*WHAT TO PRODUCE*
Count how many lines in the material below hold the word "Table"; the reply is that number alone.

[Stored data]
● ● ● ●
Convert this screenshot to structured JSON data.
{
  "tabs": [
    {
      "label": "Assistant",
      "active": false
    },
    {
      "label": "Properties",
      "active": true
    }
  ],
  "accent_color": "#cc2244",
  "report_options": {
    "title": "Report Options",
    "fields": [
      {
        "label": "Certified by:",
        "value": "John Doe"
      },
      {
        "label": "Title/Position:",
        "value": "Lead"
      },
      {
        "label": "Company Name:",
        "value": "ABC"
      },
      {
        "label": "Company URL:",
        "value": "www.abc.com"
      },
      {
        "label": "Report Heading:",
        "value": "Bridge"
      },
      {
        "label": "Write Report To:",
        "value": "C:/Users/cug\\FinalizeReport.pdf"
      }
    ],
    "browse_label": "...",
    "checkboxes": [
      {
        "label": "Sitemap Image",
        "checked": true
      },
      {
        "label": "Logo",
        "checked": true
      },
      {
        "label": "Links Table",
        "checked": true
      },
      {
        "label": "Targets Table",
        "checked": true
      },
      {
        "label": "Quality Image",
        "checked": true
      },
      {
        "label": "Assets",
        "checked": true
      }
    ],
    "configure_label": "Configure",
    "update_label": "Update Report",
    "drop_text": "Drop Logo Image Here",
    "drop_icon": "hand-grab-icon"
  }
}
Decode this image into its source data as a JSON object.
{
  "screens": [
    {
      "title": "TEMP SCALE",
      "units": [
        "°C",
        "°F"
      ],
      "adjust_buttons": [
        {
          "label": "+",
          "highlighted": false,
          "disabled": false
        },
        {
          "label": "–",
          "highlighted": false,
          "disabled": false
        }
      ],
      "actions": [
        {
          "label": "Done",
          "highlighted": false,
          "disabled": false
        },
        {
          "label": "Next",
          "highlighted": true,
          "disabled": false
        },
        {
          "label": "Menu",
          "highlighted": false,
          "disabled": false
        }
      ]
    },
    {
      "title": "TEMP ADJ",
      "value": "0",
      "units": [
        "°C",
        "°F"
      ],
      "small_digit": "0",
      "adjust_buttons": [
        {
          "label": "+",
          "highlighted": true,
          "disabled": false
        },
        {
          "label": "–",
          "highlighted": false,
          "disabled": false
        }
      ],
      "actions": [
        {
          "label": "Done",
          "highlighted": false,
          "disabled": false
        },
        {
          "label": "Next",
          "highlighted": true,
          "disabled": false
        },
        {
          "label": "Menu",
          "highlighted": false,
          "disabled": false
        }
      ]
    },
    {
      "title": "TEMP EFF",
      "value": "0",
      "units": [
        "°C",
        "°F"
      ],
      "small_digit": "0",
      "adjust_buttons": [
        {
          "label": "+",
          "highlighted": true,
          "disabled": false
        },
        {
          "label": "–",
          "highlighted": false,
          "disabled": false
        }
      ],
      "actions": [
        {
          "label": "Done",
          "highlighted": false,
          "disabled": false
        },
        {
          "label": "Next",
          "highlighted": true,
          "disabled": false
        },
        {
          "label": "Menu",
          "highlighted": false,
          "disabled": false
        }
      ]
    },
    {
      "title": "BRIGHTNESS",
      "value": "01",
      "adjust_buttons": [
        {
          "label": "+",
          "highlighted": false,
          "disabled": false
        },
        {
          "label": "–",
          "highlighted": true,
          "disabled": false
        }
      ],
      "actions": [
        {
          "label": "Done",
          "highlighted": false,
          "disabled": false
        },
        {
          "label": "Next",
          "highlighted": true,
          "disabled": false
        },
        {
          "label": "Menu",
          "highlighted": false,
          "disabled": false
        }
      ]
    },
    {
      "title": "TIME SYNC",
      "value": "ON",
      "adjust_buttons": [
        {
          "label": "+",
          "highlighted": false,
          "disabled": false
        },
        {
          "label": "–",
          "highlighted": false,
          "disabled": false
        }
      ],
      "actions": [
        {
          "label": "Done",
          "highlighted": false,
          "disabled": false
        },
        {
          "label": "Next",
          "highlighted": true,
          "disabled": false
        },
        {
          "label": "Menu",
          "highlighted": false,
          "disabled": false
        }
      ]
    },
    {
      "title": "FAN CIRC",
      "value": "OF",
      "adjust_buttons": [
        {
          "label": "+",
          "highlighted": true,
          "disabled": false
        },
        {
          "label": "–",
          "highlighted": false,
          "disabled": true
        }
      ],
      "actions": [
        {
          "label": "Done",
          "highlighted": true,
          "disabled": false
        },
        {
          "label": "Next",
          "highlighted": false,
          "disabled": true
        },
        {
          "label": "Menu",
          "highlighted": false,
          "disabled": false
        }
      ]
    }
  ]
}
● ● ● ●
*THE COMPLETED TASK*
2